▸ Given exercise
Where a line contains the string "margin", copy that line.

>> START Records shown

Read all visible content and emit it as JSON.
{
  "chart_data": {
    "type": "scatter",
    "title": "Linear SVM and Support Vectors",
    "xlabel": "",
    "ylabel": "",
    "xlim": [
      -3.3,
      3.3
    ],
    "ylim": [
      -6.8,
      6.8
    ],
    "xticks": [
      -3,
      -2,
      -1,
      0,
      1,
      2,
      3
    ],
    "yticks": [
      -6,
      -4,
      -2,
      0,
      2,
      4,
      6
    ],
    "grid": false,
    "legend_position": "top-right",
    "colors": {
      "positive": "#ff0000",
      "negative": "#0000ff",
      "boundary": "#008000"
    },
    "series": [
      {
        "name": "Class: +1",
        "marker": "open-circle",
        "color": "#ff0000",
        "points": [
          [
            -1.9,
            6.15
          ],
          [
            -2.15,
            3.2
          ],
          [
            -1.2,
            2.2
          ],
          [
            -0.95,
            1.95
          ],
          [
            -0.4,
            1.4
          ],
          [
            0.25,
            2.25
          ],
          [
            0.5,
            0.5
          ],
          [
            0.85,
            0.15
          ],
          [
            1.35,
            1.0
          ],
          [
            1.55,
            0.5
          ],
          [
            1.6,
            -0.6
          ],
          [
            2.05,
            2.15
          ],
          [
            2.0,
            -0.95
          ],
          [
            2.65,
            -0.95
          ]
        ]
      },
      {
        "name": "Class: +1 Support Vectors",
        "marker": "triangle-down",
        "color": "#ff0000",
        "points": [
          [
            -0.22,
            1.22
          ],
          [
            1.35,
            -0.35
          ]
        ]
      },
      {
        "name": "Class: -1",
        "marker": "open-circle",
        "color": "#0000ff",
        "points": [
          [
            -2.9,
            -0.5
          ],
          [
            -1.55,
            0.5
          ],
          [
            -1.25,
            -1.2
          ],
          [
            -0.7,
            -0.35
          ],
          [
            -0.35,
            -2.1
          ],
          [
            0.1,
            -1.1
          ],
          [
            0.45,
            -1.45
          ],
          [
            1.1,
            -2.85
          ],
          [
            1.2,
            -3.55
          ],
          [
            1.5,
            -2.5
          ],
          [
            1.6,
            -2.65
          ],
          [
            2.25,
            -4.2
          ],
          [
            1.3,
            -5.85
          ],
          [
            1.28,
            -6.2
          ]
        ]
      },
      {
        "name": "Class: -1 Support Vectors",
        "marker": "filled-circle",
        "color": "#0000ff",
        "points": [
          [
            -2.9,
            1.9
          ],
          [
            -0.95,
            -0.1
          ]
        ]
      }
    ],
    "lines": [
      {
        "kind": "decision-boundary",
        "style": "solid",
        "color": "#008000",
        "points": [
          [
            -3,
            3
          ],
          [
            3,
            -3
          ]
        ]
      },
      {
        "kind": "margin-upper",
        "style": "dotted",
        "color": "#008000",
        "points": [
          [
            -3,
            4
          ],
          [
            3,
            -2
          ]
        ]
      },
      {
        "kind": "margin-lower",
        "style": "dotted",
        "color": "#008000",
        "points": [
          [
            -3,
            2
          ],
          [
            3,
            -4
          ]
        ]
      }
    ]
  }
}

>> END Records shown

▸ Solution to the exercise
        "kind": "margin-upper",
        "kind": "margin-lower",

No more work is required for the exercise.